INSTRUCTIONS FOR THE TASK: Leave out the pictures and repeat the data exactly.
## Begin RECORDS FOR THIS EXERCISE
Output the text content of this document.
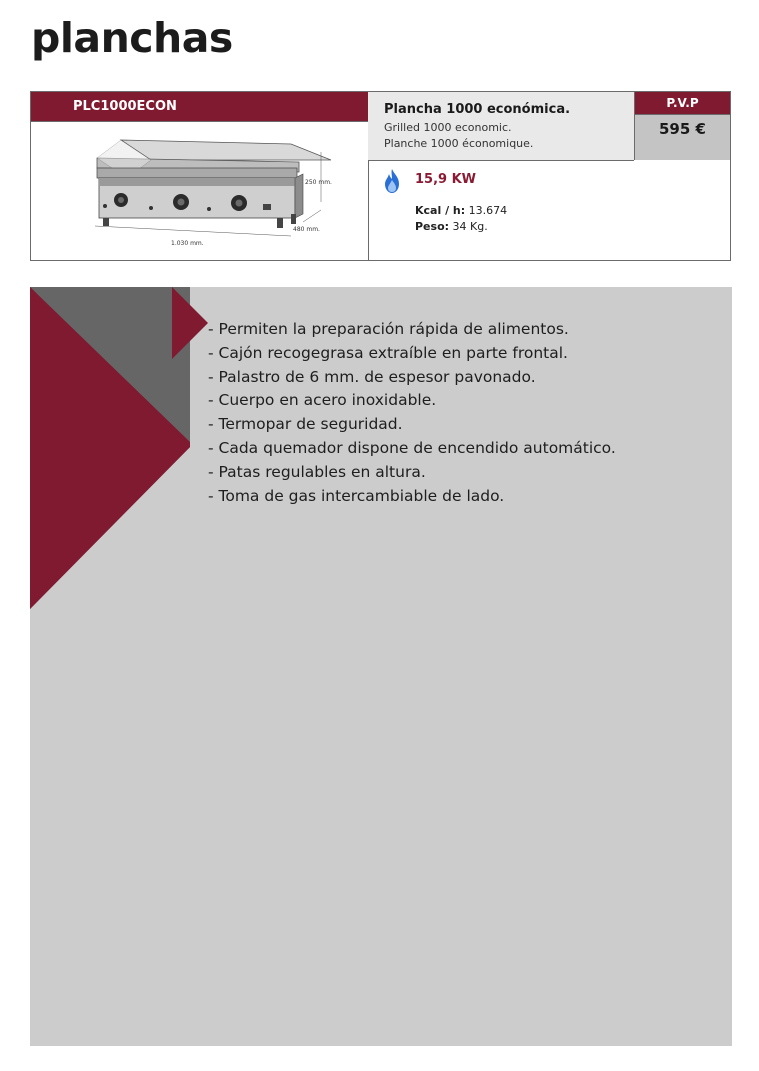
planchas
PLC1000ECON
250 mm.
480 mm.
1.030 mm.
Plancha 1000 económica.
Grilled 1000 economic.
Planche 1000 économique.
P.V.P
595 €
15,9 KW
Kcal / h: 13.674
Peso: 34 Kg.
- Permiten la preparación rápida de alimentos.
- Cajón recogegrasa extraíble en parte frontal.
- Palastro de 6 mm. de espesor pavonado.
- Cuerpo en acero inoxidable.
- Termopar de seguridad.
- Cada quemador dispone de encendido automático.
- Patas regulables en altura.
- Toma de gas intercambiable de lado.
## End RECORDS FOR THIS EXERCISE
REPLY TO THE TASK:
Output the text content of this document.
planchas
PLC1000ECON
250 mm.
480 mm.
1.030 mm.
Plancha 1000 económica.
Grilled 1000 economic.
Planche 1000 économique.
P.V.P
595 €
15,9 KW
Kcal / h: 13.674
Peso: 34 Kg.
- Permiten la preparación rápida de alimentos.
- Cajón recogegrasa extraíble en parte frontal.
- Palastro de 6 mm. de espesor pavonado.
- Cuerpo en acero inoxidable.
- Termopar de seguridad.
- Cada quemador dispone de encendido automático.
- Patas regulables en altura.
- Toma de gas intercambiable de lado.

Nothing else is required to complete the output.